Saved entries
★ ★ ★
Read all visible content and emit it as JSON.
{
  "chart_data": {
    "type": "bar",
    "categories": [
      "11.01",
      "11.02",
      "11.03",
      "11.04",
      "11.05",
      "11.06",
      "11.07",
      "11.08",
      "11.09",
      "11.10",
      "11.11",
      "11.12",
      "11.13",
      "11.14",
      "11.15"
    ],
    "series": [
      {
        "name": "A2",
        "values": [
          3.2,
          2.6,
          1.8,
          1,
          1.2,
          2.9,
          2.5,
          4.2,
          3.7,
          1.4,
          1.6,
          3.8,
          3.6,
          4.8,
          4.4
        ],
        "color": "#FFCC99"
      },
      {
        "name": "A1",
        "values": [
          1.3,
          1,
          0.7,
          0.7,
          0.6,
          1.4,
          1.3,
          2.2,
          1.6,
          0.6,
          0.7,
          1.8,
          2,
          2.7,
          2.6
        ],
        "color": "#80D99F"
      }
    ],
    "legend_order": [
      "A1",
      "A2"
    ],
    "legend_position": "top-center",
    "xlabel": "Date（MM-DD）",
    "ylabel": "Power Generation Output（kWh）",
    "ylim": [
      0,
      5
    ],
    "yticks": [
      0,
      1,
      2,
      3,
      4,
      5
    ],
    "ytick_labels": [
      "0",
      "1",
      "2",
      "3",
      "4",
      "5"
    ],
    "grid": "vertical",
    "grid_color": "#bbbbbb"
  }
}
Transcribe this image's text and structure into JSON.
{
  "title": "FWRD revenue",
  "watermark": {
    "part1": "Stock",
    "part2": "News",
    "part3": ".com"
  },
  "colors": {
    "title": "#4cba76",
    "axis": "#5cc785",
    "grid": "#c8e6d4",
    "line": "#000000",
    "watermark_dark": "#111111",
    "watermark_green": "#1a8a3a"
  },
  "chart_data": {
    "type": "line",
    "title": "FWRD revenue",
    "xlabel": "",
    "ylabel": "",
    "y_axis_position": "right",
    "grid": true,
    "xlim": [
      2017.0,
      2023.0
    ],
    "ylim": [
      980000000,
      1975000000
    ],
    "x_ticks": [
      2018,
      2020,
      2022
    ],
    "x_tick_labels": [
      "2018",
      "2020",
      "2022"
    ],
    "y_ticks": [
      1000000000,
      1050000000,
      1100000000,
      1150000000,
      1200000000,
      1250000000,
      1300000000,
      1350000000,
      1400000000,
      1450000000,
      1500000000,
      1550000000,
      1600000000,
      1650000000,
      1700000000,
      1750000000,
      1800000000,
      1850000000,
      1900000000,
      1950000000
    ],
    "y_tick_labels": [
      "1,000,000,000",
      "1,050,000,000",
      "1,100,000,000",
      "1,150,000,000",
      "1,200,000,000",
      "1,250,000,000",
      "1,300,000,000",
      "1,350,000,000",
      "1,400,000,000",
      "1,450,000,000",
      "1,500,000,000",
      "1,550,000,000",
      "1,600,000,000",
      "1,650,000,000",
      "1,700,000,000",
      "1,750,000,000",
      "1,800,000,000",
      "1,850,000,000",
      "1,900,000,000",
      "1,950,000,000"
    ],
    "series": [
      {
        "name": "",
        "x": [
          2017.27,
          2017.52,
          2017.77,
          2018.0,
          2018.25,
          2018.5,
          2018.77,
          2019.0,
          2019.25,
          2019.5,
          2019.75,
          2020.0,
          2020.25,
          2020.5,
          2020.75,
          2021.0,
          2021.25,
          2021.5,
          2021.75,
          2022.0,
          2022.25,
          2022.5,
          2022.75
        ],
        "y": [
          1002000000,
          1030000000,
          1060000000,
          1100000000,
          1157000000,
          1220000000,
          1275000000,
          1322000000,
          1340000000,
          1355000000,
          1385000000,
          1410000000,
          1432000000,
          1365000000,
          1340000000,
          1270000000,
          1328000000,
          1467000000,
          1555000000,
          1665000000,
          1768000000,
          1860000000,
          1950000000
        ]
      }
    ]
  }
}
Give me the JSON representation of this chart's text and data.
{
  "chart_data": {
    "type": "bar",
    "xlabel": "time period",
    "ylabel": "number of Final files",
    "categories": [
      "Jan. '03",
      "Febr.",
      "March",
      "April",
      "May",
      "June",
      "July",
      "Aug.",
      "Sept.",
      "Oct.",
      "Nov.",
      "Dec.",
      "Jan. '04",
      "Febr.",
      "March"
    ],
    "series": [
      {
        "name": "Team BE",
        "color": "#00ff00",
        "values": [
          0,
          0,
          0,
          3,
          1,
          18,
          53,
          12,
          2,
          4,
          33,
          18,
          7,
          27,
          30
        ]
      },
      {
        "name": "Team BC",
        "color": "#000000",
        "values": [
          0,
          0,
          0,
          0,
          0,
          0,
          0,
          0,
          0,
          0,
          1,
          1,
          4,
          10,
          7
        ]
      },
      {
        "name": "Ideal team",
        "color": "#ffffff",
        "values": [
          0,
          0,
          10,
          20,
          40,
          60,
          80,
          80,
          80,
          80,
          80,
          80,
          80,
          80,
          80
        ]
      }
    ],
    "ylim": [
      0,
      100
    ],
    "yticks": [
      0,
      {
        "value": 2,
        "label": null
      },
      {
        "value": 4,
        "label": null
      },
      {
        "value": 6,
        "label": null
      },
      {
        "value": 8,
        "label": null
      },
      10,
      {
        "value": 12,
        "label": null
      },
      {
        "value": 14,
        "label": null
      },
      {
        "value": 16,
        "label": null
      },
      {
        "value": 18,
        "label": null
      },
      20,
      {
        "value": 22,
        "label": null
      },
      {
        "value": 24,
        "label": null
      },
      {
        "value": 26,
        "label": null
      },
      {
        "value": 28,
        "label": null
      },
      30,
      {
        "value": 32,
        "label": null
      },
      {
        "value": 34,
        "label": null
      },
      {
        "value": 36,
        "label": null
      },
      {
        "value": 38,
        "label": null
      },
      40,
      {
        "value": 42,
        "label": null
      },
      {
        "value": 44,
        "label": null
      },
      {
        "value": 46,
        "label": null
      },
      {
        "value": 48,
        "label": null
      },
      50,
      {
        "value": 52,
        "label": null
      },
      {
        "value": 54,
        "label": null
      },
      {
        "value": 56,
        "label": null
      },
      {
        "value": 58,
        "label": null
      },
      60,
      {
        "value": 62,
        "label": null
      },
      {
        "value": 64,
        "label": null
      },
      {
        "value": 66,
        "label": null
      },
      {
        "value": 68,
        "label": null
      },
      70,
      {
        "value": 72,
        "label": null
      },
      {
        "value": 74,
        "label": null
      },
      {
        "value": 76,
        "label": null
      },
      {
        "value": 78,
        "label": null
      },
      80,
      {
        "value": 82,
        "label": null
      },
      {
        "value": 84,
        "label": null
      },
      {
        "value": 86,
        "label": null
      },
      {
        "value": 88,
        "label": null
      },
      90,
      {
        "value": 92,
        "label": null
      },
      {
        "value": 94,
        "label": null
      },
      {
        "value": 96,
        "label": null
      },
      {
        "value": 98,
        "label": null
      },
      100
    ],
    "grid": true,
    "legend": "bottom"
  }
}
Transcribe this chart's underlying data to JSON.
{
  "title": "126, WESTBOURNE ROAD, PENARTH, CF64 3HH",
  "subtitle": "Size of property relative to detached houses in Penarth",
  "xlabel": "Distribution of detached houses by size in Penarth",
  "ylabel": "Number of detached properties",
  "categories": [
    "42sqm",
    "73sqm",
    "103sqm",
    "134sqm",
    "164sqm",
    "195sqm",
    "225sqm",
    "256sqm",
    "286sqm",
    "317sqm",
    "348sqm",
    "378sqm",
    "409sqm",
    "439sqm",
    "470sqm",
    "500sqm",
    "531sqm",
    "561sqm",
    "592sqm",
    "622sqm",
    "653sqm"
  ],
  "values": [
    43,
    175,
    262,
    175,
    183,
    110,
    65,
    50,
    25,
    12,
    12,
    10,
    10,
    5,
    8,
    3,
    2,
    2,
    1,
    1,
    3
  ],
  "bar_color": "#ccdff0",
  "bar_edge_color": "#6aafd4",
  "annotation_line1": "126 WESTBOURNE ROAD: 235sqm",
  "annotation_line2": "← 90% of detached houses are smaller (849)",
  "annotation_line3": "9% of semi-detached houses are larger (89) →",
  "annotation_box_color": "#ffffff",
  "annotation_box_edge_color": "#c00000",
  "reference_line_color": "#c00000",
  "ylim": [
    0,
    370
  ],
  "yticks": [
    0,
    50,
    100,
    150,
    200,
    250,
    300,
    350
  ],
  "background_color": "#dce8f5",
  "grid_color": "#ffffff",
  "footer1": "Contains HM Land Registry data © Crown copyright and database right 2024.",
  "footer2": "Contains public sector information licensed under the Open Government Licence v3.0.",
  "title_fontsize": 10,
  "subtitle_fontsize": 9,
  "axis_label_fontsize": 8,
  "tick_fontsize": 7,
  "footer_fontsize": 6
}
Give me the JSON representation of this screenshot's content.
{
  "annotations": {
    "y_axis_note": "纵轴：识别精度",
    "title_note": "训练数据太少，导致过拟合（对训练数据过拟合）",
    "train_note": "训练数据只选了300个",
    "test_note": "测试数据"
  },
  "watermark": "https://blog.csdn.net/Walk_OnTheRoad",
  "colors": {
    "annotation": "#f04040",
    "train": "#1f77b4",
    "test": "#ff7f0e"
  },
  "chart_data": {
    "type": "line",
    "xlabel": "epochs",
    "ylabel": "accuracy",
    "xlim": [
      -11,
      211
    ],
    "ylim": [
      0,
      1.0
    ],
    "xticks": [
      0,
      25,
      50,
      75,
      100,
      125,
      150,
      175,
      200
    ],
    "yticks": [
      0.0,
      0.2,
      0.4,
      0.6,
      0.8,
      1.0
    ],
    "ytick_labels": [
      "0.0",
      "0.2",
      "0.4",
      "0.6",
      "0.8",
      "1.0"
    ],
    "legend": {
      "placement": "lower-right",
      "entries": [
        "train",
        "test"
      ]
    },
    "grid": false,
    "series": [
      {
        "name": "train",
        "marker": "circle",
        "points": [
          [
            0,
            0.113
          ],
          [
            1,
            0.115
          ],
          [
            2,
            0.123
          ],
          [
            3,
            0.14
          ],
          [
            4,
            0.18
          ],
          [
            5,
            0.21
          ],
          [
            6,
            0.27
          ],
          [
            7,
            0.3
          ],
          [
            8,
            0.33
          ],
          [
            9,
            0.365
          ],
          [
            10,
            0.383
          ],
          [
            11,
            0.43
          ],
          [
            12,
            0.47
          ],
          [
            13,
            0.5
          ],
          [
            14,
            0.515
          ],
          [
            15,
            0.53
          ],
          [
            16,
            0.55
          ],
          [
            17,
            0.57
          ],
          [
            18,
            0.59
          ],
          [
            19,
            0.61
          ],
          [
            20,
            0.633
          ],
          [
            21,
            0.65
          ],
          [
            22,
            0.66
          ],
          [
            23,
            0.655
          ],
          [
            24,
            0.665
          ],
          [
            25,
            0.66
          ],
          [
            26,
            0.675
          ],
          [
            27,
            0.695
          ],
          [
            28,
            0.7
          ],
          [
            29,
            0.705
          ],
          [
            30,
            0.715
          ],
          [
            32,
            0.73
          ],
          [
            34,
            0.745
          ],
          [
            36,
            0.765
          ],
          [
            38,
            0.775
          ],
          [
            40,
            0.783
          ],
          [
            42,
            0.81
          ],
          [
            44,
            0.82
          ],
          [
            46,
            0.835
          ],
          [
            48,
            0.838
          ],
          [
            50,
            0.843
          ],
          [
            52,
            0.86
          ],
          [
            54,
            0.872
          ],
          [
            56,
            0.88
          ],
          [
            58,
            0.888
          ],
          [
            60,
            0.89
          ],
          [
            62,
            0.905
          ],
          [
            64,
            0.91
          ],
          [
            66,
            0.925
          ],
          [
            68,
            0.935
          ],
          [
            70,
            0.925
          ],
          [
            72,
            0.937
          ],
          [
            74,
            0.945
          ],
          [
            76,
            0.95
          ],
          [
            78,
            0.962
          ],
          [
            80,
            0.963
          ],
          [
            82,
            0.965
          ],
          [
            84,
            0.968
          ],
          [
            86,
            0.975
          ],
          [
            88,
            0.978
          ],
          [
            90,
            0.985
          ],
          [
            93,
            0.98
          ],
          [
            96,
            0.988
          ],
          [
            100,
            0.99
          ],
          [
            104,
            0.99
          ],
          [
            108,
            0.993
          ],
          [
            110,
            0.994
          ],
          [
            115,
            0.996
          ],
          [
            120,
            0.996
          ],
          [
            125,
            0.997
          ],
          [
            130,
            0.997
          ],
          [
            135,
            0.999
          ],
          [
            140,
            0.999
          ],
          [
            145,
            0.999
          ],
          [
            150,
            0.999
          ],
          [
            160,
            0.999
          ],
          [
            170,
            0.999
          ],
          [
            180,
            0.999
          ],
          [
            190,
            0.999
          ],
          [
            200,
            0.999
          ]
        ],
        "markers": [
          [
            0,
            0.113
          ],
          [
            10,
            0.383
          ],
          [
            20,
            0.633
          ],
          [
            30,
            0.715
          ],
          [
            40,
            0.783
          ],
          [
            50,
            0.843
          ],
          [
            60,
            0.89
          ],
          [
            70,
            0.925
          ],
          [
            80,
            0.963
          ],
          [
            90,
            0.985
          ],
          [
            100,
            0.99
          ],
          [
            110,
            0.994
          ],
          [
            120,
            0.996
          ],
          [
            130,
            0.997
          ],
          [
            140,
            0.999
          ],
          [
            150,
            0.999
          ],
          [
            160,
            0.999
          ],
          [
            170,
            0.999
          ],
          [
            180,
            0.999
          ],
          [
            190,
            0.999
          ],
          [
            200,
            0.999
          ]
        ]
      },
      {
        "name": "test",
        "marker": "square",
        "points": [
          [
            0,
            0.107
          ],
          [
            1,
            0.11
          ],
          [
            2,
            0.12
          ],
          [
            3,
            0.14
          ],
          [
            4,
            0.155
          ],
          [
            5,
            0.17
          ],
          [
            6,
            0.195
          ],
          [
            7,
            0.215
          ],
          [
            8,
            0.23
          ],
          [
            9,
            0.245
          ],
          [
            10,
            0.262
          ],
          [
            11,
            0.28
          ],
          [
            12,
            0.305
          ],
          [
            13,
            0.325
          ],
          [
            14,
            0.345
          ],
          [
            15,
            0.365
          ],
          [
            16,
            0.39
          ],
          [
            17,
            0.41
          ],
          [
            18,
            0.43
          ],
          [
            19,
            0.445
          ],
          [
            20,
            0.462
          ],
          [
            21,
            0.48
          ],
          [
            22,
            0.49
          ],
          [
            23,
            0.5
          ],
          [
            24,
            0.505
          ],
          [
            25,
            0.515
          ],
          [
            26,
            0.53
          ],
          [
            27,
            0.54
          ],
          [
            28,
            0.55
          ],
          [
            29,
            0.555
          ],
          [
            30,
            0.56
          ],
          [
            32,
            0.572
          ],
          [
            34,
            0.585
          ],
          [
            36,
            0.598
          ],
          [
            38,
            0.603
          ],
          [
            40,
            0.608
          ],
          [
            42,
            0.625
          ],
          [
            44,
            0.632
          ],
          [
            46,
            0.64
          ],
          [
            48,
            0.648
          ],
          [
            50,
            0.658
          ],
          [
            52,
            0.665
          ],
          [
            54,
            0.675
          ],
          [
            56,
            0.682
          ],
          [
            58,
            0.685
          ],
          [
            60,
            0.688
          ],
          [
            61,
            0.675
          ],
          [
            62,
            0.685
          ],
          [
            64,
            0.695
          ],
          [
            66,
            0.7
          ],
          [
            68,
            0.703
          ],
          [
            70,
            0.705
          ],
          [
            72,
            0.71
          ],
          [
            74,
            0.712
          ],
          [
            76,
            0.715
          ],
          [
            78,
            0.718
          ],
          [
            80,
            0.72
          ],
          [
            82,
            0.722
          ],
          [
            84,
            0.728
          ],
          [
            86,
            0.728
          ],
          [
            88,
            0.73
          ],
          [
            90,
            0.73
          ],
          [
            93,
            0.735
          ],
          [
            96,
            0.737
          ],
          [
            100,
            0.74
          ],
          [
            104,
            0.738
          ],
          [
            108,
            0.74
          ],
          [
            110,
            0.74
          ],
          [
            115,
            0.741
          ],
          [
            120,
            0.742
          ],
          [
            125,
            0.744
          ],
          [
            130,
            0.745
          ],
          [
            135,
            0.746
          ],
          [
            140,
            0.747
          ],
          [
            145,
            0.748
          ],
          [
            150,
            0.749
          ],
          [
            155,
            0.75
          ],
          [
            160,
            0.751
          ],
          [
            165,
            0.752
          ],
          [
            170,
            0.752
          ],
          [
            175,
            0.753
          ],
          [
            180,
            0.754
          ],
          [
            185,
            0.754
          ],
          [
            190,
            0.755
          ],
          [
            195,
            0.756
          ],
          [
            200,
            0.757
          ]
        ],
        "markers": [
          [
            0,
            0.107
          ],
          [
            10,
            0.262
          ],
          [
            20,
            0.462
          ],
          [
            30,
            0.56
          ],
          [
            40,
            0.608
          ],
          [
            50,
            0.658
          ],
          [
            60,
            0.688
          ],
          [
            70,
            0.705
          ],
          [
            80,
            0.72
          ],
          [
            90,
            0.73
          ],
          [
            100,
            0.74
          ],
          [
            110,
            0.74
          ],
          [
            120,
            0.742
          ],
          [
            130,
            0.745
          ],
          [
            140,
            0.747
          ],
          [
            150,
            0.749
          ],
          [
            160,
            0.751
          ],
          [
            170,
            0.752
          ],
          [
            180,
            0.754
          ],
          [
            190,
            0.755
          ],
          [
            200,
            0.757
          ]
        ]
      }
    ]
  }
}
★ ★ ★
In the records above, locate the lines holding the word "Contains". Copy each of them.

**PROBLEM SOLUTION:**
  "footer1": "Contains HM Land Registry data © Crown copyright and database right 2024.",
  "footer2": "Contains public sector information licensed under the Open Government Licence v3.0.",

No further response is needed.